■ EXERCISE TASK
Below are the records; locate each line with the word "drop" and copy it.

━━━━━ RECORDS FOR THIS EXERCISE

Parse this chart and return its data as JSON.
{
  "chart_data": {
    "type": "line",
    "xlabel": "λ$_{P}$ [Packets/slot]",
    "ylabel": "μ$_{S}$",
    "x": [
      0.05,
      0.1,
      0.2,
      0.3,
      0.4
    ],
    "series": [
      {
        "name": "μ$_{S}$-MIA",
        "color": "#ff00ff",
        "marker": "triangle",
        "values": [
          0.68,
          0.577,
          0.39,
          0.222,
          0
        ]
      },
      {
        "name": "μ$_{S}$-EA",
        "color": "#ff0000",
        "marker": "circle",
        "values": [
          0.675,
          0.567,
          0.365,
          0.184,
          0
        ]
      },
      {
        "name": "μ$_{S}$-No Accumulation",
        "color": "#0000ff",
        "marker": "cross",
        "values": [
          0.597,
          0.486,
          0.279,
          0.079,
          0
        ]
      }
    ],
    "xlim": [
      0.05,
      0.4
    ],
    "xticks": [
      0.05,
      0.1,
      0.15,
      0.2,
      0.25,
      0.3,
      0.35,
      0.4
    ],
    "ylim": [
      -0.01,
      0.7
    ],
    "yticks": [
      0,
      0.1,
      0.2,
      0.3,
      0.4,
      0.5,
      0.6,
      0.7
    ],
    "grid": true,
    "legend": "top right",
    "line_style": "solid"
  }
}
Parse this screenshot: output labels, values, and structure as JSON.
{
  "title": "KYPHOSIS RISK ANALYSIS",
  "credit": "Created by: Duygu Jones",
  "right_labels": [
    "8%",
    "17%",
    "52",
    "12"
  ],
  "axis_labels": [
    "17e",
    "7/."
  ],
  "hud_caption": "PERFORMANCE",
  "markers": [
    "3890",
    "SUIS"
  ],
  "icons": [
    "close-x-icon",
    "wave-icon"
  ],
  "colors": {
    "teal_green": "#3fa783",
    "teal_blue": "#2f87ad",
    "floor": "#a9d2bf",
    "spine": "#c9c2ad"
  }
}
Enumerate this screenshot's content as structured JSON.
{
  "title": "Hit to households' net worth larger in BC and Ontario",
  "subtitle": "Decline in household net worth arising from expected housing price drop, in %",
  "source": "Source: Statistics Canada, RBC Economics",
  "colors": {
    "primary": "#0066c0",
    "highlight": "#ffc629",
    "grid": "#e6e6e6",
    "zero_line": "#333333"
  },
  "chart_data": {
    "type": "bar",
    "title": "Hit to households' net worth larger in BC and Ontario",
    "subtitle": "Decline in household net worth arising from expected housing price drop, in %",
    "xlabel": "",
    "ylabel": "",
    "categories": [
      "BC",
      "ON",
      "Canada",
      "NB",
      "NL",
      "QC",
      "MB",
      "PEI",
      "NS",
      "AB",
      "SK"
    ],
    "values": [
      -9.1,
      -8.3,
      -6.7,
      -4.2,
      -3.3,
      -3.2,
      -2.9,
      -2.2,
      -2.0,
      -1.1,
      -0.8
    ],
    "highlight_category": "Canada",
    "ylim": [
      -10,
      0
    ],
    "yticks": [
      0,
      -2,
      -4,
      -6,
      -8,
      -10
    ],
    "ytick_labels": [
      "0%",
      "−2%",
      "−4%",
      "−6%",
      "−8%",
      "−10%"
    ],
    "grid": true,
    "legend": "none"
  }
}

━━━━━━━━━━

■ RESPONSE
  "subtitle": "Decline in household net worth arising from expected housing price drop, in %",
    "subtitle": "Decline in household net worth arising from expected housing price drop, in %",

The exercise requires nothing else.